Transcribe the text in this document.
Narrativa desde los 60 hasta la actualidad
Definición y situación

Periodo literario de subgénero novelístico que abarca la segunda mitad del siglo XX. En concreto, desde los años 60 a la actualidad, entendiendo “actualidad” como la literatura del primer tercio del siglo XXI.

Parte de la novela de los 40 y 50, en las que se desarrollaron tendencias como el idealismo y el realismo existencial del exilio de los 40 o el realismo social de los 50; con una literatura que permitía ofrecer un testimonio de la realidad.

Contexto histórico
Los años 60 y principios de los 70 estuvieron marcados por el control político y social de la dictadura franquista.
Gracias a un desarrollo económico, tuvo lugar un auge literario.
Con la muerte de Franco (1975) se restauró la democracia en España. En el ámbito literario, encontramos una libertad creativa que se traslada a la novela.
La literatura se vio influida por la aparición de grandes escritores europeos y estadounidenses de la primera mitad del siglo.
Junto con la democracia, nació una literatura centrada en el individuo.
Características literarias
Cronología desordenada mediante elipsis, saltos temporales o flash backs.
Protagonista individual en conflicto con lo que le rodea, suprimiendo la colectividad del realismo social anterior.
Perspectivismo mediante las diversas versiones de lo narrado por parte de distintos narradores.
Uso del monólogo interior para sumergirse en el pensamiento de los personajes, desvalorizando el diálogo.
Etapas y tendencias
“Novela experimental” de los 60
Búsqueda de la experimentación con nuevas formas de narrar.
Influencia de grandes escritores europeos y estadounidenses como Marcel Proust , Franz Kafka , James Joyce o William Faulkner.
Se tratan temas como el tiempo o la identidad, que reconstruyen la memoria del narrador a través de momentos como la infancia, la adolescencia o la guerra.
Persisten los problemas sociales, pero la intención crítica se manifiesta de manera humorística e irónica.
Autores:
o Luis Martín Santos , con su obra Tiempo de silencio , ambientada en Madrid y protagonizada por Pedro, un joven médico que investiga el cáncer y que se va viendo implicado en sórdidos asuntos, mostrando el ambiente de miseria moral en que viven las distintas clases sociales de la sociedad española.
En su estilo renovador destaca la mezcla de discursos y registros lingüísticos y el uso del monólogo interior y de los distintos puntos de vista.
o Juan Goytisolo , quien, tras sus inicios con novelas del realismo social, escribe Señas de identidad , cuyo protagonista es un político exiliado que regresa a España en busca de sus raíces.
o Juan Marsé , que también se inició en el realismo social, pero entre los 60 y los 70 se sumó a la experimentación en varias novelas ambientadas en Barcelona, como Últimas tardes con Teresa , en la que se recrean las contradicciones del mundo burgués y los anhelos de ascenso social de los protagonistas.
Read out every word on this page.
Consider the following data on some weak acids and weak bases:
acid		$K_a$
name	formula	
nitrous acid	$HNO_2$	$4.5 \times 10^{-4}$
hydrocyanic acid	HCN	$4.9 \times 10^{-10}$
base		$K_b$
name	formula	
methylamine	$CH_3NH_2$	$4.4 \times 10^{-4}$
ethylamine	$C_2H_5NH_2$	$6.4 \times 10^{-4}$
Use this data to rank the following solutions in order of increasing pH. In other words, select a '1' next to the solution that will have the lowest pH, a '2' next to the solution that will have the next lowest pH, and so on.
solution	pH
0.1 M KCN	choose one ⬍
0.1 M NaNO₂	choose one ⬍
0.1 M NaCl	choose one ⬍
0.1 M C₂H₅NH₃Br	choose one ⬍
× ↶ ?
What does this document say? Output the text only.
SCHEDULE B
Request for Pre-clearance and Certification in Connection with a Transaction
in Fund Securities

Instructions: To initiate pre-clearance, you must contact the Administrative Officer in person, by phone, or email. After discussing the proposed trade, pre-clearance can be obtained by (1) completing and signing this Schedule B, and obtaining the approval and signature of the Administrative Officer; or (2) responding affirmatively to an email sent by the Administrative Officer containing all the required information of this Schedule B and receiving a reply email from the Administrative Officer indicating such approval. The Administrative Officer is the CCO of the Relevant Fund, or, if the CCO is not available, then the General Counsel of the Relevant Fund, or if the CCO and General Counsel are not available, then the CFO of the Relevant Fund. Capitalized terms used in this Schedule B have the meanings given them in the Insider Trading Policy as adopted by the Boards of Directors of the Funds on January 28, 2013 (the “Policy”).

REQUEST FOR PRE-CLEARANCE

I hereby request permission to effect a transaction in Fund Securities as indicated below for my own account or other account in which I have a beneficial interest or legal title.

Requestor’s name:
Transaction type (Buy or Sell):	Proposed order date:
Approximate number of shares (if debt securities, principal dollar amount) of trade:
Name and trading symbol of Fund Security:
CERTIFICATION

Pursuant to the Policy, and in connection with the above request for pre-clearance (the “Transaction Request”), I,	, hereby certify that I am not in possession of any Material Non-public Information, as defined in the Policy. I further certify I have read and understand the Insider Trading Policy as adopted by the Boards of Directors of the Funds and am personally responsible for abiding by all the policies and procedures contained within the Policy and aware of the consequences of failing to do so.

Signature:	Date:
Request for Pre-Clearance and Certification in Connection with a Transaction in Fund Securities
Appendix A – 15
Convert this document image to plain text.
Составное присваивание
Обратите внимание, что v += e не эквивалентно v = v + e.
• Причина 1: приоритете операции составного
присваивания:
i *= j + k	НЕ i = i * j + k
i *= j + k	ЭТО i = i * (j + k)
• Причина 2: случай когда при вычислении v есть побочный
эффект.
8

········

• _Requirements_
Quote all of the entries verbatim.

• _Worked answer_
Transcribe the text in this document.
Narrativa desde los 60 hasta la actualidad
Definición y situación

Periodo literario de subgénero novelístico que abarca la segunda mitad del siglo XX. En concreto, desde los años 60 a la actualidad, entendiendo “actualidad” como la literatura del primer tercio del siglo XXI.

Parte de la novela de los 40 y 50, en las que se desarrollaron tendencias como el idealismo y el realismo existencial del exilio de los 40 o el realismo social de los 50; con una literatura que permitía ofrecer un testimonio de la realidad.

Contexto histórico
Los años 60 y principios de los 70 estuvieron marcados por el control político y social de la dictadura franquista.
Gracias a un desarrollo económico, tuvo lugar un auge literario.
Con la muerte de Franco (1975) se restauró la democracia en España. En el ámbito literario, encontramos una libertad creativa que se traslada a la novela.
La literatura se vio influida por la aparición de grandes escritores europeos y estadounidenses de la primera mitad del siglo.
Junto con la democracia, nació una literatura centrada en el individuo.
Características literarias
Cronología desordenada mediante elipsis, saltos temporales o flash backs.
Protagonista individual en conflicto con lo que le rodea, suprimiendo la colectividad del realismo social anterior.
Perspectivismo mediante las diversas versiones de lo narrado por parte de distintos narradores.
Uso del monólogo interior para sumergirse en el pensamiento de los personajes, desvalorizando el diálogo.
Etapas y tendencias
“Novela experimental” de los 60
Búsqueda de la experimentación con nuevas formas de narrar.
Influencia de grandes escritores europeos y estadounidenses como Marcel Proust , Franz Kafka , James Joyce o William Faulkner.
Se tratan temas como el tiempo o la identidad, que reconstruyen la memoria del narrador a través de momentos como la infancia, la adolescencia o la guerra.
Persisten los problemas sociales, pero la intención crítica se manifiesta de manera humorística e irónica.
Autores:
o Luis Martín Santos , con su obra Tiempo de silencio , ambientada en Madrid y protagonizada por Pedro, un joven médico que investiga el cáncer y que se va viendo implicado en sórdidos asuntos, mostrando el ambiente de miseria moral en que viven las distintas clases sociales de la sociedad española.
En su estilo renovador destaca la mezcla de discursos y registros lingüísticos y el uso del monólogo interior y de los distintos puntos de vista.
o Juan Goytisolo , quien, tras sus inicios con novelas del realismo social, escribe Señas de identidad , cuyo protagonista es un político exiliado que regresa a España en busca de sus raíces.
o Juan Marsé , que también se inició en el realismo social, pero entre los 60 y los 70 se sumó a la experimentación en varias novelas ambientadas en Barcelona, como Últimas tardes con Teresa , en la que se recrean las contradicciones del mundo burgués y los anhelos de ascenso social de los protagonistas.
Read out every word on this page.
Consider the following data on some weak acids and weak bases:
acid		$K_a$
name	formula	
nitrous acid	$HNO_2$	$4.5 \times 10^{-4}$
hydrocyanic acid	HCN	$4.9 \times 10^{-10}$
base		$K_b$
name	formula	
methylamine	$CH_3NH_2$	$4.4 \times 10^{-4}$
ethylamine	$C_2H_5NH_2$	$6.4 \times 10^{-4}$
Use this data to rank the following solutions in order of increasing pH. In other words, select a '1' next to the solution that will have the lowest pH, a '2' next to the solution that will have the next lowest pH, and so on.
solution	pH
0.1 M KCN	choose one ⬍
0.1 M NaNO₂	choose one ⬍
0.1 M NaCl	choose one ⬍
0.1 M C₂H₅NH₃Br	choose one ⬍
× ↶ ?
What does this document say? Output the text only.
SCHEDULE B
Request for Pre-clearance and Certification in Connection with a Transaction
in Fund Securities

Instructions: To initiate pre-clearance, you must contact the Administrative Officer in person, by phone, or email. After discussing the proposed trade, pre-clearance can be obtained by (1) completing and signing this Schedule B, and obtaining the approval and signature of the Administrative Officer; or (2) responding affirmatively to an email sent by the Administrative Officer containing all the required information of this Schedule B and receiving a reply email from the Administrative Officer indicating such approval. The Administrative Officer is the CCO of the Relevant Fund, or, if the CCO is not available, then the General Counsel of the Relevant Fund, or if the CCO and General Counsel are not available, then the CFO of the Relevant Fund. Capitalized terms used in this Schedule B have the meanings given them in the Insider Trading Policy as adopted by the Boards of Directors of the Funds on January 28, 2013 (the “Policy”).

REQUEST FOR PRE-CLEARANCE

I hereby request permission to effect a transaction in Fund Securities as indicated below for my own account or other account in which I have a beneficial interest or legal title.

Requestor’s name:
Transaction type (Buy or Sell):	Proposed order date:
Approximate number of shares (if debt securities, principal dollar amount) of trade:
Name and trading symbol of Fund Security:
CERTIFICATION

Pursuant to the Policy, and in connection with the above request for pre-clearance (the “Transaction Request”), I,	, hereby certify that I am not in possession of any Material Non-public Information, as defined in the Policy. I further certify I have read and understand the Insider Trading Policy as adopted by the Boards of Directors of the Funds and am personally responsible for abiding by all the policies and procedures contained within the Policy and aware of the consequences of failing to do so.

Signature:	Date:
Request for Pre-Clearance and Certification in Connection with a Transaction in Fund Securities
Appendix A – 15
Convert this document image to plain text.
Составное присваивание
Обратите внимание, что v += e не эквивалентно v = v + e.
• Причина 1: приоритете операции составного
присваивания:
i *= j + k	НЕ i = i * j + k
i *= j + k	ЭТО i = i * (j + k)
• Причина 2: случай когда при вычислении v есть побочный
эффект.
8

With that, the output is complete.